> TASK PROMPT
Set down every entry word for word. Omit the pictures.

> Data items

###

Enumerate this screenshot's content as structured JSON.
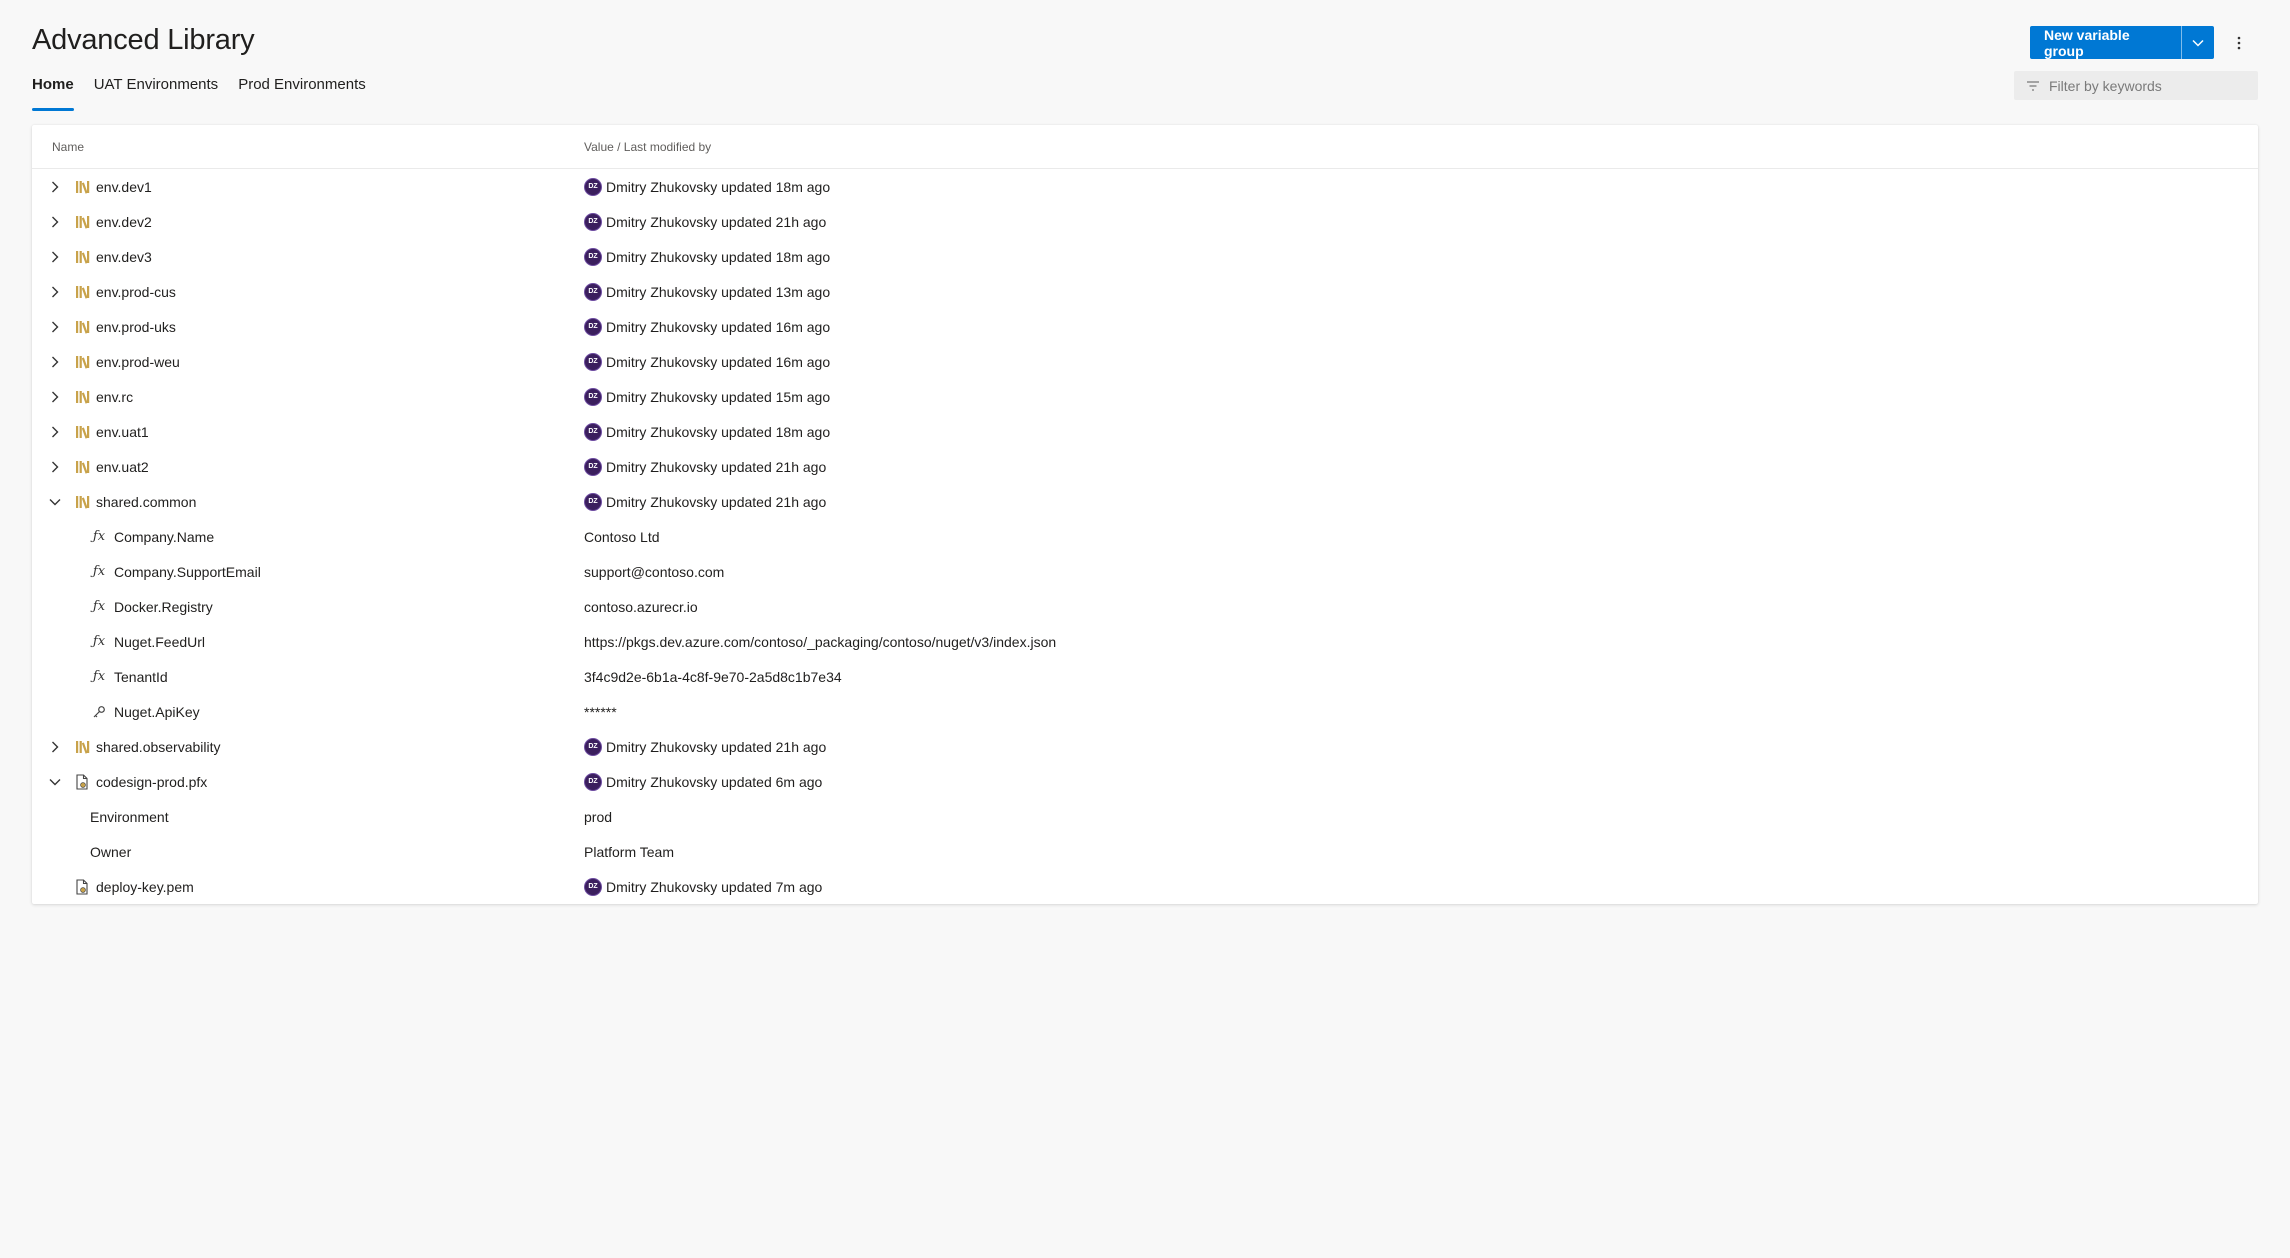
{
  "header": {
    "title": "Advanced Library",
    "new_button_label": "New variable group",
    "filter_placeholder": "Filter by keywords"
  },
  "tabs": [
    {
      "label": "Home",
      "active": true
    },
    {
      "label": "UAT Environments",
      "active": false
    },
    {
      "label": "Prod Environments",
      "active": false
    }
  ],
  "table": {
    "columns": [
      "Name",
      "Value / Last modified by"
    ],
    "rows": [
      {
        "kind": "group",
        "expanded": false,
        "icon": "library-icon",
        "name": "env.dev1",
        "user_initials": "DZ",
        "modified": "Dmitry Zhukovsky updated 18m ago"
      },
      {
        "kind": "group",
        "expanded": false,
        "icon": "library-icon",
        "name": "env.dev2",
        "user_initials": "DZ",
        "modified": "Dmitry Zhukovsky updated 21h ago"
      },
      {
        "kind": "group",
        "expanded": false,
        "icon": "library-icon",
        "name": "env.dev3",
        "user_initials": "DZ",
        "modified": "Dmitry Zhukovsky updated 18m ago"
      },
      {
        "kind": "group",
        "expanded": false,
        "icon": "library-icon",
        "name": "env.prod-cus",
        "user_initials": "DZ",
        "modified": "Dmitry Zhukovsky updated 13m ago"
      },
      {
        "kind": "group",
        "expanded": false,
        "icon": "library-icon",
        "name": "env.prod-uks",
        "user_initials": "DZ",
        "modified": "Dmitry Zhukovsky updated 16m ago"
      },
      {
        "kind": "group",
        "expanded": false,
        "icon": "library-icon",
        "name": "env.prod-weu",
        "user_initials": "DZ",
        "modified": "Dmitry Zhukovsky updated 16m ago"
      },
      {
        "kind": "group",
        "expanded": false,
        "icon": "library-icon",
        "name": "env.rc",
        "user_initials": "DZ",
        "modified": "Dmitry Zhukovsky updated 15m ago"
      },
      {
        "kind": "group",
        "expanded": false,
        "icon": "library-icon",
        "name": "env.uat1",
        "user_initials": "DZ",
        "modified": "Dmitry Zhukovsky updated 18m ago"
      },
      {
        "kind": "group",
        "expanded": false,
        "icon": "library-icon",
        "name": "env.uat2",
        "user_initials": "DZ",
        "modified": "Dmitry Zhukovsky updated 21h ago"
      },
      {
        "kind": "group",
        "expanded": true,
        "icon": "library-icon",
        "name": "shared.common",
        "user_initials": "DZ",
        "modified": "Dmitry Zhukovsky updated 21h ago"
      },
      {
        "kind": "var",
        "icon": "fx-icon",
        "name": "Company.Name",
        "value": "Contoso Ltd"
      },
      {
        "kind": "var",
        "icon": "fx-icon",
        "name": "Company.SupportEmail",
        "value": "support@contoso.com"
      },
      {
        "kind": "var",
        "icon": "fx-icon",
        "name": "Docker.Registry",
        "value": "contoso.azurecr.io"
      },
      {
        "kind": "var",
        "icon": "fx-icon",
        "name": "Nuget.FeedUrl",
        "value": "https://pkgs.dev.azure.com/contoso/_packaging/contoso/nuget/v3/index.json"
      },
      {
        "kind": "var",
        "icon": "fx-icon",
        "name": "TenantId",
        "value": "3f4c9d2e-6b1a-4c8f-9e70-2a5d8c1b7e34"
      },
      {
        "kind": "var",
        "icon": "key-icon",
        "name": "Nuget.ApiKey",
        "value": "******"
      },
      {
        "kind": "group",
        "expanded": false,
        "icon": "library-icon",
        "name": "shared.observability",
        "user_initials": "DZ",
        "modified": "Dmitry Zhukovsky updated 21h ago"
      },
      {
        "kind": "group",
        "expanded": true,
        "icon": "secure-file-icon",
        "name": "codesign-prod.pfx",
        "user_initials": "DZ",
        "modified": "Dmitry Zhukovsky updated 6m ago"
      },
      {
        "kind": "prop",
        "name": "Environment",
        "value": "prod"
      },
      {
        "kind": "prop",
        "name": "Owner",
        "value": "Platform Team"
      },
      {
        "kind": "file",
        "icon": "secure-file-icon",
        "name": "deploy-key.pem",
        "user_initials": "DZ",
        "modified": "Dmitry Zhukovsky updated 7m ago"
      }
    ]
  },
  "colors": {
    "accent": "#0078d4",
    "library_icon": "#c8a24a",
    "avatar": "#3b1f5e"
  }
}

###

> SOLVED EXERCISE
Enumerate this screenshot's content as structured JSON.
{
  "header": {
    "title": "Advanced Library",
    "new_button_label": "New variable group",
    "filter_placeholder": "Filter by keywords"
  },
  "tabs": [
    {
      "label": "Home",
      "active": true
    },
    {
      "label": "UAT Environments",
      "active": false
    },
    {
      "label": "Prod Environments",
      "active": false
    }
  ],
  "table": {
    "columns": [
      "Name",
      "Value / Last modified by"
    ],
    "rows": [
      {
        "kind": "group",
        "expanded": false,
        "icon": "library-icon",
        "name": "env.dev1",
        "user_initials": "DZ",
        "modified": "Dmitry Zhukovsky updated 18m ago"
      },
      {
        "kind": "group",
        "expanded": false,
        "icon": "library-icon",
        "name": "env.dev2",
        "user_initials": "DZ",
        "modified": "Dmitry Zhukovsky updated 21h ago"
      },
      {
        "kind": "group",
        "expanded": false,
        "icon": "library-icon",
        "name": "env.dev3",
        "user_initials": "DZ",
        "modified": "Dmitry Zhukovsky updated 18m ago"
      },
      {
        "kind": "group",
        "expanded": false,
        "icon": "library-icon",
        "name": "env.prod-cus",
        "user_initials": "DZ",
        "modified": "Dmitry Zhukovsky updated 13m ago"
      },
      {
        "kind": "group",
        "expanded": false,
        "icon": "library-icon",
        "name": "env.prod-uks",
        "user_initials": "DZ",
        "modified": "Dmitry Zhukovsky updated 16m ago"
      },
      {
        "kind": "group",
        "expanded": false,
        "icon": "library-icon",
        "name": "env.prod-weu",
        "user_initials": "DZ",
        "modified": "Dmitry Zhukovsky updated 16m ago"
      },
      {
        "kind": "group",
        "expanded": false,
        "icon": "library-icon",
        "name": "env.rc",
        "user_initials": "DZ",
        "modified": "Dmitry Zhukovsky updated 15m ago"
      },
      {
        "kind": "group",
        "expanded": false,
        "icon": "library-icon",
        "name": "env.uat1",
        "user_initials": "DZ",
        "modified": "Dmitry Zhukovsky updated 18m ago"
      },
      {
        "kind": "group",
        "expanded": false,
        "icon": "library-icon",
        "name": "env.uat2",
        "user_initials": "DZ",
        "modified": "Dmitry Zhukovsky updated 21h ago"
      },
      {
        "kind": "group",
        "expanded": true,
        "icon": "library-icon",
        "name": "shared.common",
        "user_initials": "DZ",
        "modified": "Dmitry Zhukovsky updated 21h ago"
      },
      {
        "kind": "var",
        "icon": "fx-icon",
        "name": "Company.Name",
        "value": "Contoso Ltd"
      },
      {
        "kind": "var",
        "icon": "fx-icon",
        "name": "Company.SupportEmail",
        "value": "support@contoso.com"
      },
      {
        "kind": "var",
        "icon": "fx-icon",
        "name": "Docker.Registry",
        "value": "contoso.azurecr.io"
      },
      {
        "kind": "var",
        "icon": "fx-icon",
        "name": "Nuget.FeedUrl",
        "value": "https://pkgs.dev.azure.com/contoso/_packaging/contoso/nuget/v3/index.json"
      },
      {
        "kind": "var",
        "icon": "fx-icon",
        "name": "TenantId",
        "value": "3f4c9d2e-6b1a-4c8f-9e70-2a5d8c1b7e34"
      },
      {
        "kind": "var",
        "icon": "key-icon",
        "name": "Nuget.ApiKey",
        "value": "******"
      },
      {
        "kind": "group",
        "expanded": false,
        "icon": "library-icon",
        "name": "shared.observability",
        "user_initials": "DZ",
        "modified": "Dmitry Zhukovsky updated 21h ago"
      },
      {
        "kind": "group",
        "expanded": true,
        "icon": "secure-file-icon",
        "name": "codesign-prod.pfx",
        "user_initials": "DZ",
        "modified": "Dmitry Zhukovsky updated 6m ago"
      },
      {
        "kind": "prop",
        "name": "Environment",
        "value": "prod"
      },
      {
        "kind": "prop",
        "name": "Owner",
        "value": "Platform Team"
      },
      {
        "kind": "file",
        "icon": "secure-file-icon",
        "name": "deploy-key.pem",
        "user_initials": "DZ",
        "modified": "Dmitry Zhukovsky updated 7m ago"
      }
    ]
  },
  "colors": {
    "accent": "#0078d4",
    "library_icon": "#c8a24a",
    "avatar": "#3b1f5e"
  }
}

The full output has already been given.